= Exercise objective =
Here are some records; copy every line that holds the word "formats".

**** Input rows ****

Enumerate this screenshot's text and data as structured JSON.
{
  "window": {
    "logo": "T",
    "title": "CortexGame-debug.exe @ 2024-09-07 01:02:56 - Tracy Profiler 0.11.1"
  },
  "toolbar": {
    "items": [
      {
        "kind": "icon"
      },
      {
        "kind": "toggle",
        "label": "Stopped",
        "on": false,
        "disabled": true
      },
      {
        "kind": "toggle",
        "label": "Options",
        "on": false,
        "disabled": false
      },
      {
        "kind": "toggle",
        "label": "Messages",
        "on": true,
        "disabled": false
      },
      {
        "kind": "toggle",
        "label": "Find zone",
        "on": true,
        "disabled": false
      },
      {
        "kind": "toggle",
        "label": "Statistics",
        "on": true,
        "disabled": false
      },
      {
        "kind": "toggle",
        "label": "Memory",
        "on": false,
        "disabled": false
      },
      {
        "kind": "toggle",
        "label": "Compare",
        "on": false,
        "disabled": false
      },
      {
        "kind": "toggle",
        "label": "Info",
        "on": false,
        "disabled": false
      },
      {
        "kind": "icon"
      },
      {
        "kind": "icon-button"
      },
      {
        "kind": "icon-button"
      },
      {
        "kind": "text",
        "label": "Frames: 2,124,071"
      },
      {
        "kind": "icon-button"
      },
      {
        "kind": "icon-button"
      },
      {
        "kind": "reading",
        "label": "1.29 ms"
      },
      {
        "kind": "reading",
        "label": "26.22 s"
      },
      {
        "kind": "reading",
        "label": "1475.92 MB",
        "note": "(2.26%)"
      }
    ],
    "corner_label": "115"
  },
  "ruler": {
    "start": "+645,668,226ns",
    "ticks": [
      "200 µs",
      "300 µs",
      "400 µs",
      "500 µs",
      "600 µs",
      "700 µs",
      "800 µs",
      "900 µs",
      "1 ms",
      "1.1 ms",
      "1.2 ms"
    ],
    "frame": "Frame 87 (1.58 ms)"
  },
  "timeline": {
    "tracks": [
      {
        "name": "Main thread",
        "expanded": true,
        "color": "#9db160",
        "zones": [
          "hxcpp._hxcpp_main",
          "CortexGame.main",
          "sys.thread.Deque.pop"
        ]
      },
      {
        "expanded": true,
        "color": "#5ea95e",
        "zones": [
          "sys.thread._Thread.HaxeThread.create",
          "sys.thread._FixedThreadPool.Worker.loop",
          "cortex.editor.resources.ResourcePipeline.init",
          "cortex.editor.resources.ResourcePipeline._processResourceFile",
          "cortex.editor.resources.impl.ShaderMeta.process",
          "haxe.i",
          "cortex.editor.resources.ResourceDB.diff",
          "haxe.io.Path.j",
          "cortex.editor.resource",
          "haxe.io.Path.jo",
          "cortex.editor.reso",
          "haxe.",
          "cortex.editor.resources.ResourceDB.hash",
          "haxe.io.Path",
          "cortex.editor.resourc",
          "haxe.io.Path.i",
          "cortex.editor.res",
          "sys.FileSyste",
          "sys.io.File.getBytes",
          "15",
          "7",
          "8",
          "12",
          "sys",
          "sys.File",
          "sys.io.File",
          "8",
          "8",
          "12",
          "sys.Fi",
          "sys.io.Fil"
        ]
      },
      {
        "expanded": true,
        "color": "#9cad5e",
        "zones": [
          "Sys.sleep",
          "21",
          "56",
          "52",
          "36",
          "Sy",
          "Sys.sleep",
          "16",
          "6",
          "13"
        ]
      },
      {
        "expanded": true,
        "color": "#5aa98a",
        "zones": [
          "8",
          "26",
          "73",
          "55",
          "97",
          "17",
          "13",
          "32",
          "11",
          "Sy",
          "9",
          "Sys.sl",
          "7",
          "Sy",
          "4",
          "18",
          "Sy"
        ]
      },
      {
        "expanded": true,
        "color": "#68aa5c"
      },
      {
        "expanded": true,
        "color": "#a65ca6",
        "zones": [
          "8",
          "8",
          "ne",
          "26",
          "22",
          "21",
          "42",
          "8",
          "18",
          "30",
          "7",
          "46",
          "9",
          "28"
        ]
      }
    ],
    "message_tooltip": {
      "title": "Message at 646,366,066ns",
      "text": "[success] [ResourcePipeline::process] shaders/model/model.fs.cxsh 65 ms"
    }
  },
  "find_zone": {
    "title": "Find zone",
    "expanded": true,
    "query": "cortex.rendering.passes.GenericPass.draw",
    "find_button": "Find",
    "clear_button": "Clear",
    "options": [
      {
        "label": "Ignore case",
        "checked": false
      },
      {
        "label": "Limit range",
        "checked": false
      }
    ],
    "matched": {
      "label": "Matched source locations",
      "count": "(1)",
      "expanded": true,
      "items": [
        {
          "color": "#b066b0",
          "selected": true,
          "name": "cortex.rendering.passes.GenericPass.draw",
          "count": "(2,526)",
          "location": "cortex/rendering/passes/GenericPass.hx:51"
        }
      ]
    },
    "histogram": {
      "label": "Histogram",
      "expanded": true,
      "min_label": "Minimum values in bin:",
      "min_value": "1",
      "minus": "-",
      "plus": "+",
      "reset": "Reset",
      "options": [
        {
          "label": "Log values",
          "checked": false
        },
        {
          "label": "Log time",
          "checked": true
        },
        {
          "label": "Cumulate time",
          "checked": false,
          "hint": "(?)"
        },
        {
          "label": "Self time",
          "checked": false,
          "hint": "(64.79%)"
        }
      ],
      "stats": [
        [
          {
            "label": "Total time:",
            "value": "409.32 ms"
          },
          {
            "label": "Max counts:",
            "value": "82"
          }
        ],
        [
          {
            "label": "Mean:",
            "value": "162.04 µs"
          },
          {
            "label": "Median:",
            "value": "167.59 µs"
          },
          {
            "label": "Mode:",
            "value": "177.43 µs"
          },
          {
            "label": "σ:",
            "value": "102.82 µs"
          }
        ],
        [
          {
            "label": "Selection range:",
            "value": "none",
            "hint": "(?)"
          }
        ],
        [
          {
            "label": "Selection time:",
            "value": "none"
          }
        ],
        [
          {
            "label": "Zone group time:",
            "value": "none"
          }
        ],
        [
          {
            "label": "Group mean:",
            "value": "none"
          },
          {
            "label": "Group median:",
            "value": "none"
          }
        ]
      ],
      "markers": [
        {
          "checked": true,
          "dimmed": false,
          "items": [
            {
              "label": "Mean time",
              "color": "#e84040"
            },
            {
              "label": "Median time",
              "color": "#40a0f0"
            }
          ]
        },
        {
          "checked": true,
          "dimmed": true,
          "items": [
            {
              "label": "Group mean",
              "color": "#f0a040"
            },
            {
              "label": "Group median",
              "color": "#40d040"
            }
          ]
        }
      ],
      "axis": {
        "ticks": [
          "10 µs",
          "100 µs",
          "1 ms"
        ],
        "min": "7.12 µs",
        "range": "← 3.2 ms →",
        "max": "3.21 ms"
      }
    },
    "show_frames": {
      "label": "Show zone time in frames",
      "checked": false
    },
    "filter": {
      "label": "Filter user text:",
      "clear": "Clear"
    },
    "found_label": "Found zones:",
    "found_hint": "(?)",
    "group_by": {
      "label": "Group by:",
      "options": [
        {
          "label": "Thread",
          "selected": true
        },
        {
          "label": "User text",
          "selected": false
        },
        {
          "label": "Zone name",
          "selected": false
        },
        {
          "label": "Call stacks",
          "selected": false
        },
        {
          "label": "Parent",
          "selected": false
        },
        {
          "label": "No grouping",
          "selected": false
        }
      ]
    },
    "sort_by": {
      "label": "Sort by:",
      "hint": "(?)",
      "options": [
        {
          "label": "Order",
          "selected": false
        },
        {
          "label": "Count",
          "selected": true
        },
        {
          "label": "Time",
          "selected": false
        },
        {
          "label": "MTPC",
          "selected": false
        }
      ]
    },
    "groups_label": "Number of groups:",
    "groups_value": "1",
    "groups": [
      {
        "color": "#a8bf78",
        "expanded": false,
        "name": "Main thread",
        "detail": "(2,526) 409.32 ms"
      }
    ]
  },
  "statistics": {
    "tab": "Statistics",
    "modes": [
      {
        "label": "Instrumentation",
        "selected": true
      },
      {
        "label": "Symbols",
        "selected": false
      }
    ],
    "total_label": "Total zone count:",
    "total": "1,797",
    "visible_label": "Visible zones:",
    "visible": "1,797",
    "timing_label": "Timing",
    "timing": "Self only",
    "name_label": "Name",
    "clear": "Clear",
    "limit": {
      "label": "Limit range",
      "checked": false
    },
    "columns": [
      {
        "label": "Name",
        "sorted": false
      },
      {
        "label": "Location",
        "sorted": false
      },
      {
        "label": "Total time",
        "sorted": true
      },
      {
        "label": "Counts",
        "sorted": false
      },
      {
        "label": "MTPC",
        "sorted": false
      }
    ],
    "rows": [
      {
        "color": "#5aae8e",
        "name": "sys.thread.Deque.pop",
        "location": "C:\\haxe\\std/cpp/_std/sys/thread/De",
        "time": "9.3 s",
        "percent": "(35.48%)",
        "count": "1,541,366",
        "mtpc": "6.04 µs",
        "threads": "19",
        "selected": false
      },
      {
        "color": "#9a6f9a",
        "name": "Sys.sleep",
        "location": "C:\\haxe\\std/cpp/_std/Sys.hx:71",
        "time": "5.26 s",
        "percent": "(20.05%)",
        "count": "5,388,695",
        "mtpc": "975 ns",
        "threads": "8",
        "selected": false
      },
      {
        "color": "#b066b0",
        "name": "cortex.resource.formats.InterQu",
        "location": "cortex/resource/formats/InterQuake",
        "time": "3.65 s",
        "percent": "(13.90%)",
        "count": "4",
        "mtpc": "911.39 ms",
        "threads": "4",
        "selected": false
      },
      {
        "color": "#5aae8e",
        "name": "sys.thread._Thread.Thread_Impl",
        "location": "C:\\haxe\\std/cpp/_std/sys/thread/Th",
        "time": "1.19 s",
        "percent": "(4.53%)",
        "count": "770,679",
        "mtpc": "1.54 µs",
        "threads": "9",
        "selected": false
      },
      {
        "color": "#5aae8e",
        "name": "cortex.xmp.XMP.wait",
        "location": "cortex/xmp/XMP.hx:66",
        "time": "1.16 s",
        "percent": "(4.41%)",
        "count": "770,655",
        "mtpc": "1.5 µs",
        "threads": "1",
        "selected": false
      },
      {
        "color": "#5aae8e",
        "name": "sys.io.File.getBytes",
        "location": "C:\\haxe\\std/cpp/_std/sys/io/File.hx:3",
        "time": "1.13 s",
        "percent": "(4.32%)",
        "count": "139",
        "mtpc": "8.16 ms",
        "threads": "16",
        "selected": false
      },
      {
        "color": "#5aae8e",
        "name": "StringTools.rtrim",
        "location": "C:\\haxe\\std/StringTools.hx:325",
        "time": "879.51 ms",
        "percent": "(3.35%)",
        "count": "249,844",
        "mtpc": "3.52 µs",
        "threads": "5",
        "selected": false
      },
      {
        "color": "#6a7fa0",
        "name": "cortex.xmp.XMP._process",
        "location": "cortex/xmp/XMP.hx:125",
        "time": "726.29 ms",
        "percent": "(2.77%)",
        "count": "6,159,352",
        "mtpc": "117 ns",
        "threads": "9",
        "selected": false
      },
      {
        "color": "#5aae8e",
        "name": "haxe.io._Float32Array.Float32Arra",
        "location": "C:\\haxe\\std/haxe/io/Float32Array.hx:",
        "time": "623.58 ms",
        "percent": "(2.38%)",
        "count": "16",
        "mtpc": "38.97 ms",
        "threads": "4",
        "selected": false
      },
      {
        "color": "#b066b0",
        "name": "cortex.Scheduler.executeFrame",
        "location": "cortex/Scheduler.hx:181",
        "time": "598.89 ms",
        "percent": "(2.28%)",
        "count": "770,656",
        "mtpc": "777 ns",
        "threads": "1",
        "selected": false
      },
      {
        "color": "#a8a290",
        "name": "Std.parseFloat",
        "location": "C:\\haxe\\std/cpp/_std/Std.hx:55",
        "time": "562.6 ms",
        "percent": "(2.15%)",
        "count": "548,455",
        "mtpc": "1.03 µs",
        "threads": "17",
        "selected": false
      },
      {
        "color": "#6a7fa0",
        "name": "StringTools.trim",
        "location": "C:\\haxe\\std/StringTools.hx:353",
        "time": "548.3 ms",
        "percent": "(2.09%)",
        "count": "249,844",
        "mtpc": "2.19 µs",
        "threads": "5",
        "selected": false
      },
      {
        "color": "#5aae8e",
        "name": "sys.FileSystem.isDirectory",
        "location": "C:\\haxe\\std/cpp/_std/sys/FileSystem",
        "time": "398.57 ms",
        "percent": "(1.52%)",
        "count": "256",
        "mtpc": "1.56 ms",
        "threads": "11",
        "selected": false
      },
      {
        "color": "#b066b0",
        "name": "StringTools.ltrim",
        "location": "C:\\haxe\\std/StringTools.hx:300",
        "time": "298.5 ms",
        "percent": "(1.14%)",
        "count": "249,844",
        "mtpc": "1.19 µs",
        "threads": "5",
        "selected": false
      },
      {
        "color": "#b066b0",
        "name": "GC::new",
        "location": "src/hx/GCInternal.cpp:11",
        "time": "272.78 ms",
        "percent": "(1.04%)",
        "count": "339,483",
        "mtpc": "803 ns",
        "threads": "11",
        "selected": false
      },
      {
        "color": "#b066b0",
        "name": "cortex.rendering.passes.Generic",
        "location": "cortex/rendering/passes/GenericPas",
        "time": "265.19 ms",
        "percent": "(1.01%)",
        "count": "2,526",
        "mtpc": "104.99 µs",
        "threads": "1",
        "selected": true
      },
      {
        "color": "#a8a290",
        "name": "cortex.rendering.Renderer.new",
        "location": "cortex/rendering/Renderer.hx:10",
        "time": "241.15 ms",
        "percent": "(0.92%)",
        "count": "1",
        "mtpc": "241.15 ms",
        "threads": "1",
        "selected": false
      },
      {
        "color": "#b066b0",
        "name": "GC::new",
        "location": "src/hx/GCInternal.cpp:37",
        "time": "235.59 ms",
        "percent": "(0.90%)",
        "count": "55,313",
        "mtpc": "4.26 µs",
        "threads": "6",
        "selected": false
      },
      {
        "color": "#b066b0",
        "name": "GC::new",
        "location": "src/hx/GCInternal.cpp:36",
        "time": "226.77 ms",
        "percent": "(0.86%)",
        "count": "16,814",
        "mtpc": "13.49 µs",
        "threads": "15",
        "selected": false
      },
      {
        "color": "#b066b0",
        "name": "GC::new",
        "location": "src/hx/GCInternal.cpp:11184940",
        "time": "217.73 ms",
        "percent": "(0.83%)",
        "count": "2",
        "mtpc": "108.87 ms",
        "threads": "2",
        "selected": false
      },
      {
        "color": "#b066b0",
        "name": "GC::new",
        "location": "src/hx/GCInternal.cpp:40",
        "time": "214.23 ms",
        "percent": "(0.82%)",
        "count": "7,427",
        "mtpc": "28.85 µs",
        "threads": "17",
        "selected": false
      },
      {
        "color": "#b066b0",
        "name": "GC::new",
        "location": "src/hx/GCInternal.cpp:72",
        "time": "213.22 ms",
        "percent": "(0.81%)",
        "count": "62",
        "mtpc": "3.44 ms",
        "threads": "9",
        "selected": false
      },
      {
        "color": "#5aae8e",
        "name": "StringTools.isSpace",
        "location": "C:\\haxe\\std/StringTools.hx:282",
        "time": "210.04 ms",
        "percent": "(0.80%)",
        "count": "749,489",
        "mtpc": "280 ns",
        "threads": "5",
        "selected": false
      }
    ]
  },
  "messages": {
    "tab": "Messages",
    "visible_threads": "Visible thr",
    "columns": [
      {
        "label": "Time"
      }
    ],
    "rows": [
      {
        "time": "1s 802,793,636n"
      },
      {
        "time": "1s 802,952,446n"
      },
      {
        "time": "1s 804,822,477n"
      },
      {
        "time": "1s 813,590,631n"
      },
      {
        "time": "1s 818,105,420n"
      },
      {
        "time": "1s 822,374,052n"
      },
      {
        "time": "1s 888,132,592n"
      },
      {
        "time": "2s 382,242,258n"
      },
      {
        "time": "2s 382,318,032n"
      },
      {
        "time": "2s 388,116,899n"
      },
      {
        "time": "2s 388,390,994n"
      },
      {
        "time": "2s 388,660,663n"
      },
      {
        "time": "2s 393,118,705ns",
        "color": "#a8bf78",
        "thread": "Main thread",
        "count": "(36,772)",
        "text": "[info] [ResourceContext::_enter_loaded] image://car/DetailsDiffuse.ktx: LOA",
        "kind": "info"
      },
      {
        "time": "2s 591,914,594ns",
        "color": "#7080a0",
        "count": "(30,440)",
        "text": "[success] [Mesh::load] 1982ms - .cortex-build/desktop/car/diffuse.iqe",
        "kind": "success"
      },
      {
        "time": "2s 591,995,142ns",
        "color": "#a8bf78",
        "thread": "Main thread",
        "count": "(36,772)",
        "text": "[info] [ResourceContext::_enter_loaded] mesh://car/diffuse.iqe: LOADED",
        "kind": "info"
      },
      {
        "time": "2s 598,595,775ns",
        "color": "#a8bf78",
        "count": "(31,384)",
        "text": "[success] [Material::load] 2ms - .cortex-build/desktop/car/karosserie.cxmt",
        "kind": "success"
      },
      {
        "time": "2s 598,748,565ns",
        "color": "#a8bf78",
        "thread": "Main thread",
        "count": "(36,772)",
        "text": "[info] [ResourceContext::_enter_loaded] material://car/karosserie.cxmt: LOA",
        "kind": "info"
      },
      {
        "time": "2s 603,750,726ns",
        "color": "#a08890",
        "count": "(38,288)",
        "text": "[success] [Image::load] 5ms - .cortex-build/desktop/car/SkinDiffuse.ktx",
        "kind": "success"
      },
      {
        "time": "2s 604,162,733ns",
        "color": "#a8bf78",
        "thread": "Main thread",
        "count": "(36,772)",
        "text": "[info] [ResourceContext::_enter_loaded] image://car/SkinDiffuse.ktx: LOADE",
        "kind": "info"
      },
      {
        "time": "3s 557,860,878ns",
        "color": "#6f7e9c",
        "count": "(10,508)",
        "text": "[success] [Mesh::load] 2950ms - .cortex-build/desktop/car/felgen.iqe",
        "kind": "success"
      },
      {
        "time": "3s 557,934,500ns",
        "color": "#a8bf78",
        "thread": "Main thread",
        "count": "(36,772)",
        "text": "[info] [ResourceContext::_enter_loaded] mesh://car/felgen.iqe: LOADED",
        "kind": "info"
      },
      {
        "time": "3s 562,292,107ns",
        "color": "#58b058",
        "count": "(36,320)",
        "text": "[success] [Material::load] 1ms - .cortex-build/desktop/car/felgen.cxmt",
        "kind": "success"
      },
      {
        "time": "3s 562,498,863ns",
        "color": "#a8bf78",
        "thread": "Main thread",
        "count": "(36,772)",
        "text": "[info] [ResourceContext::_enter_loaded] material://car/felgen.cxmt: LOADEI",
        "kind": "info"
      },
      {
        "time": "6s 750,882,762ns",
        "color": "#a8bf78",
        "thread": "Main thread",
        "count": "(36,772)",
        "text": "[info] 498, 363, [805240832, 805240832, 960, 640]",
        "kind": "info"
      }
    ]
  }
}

****
**** Input rows ****

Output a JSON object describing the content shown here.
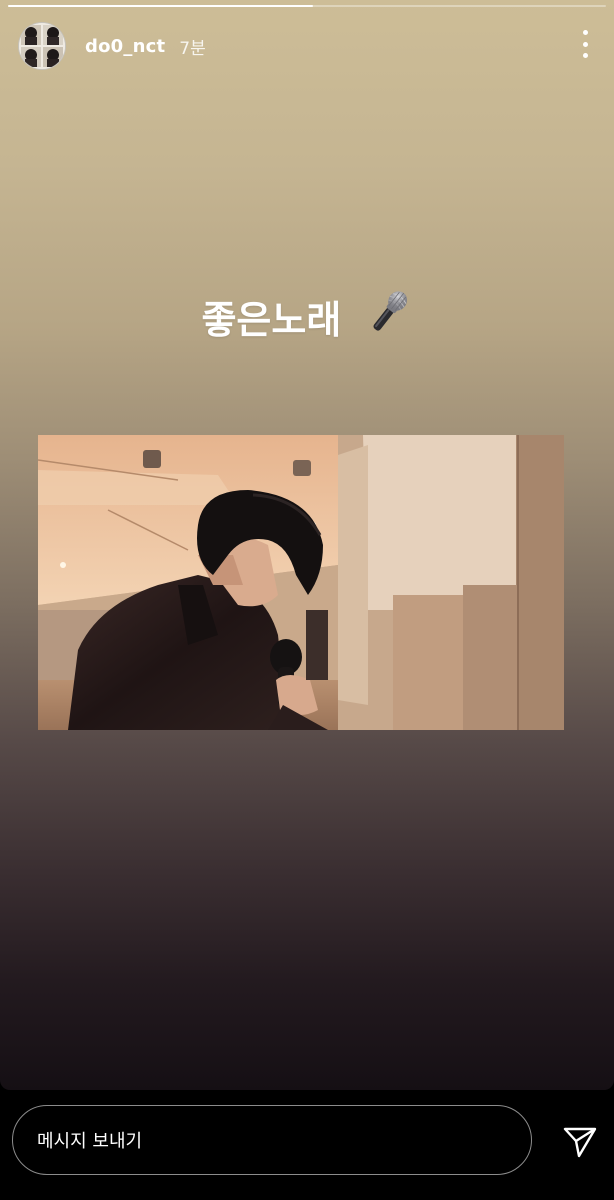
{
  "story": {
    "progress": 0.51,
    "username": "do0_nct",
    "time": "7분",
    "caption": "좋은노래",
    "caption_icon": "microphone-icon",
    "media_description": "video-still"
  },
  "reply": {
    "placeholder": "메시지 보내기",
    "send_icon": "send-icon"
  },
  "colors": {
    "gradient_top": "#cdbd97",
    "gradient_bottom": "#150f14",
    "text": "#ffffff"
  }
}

****

= Right answer =
        "name": "cortex.resource.formats.InterQu",
        "location": "cortex/resource/formats/InterQuake",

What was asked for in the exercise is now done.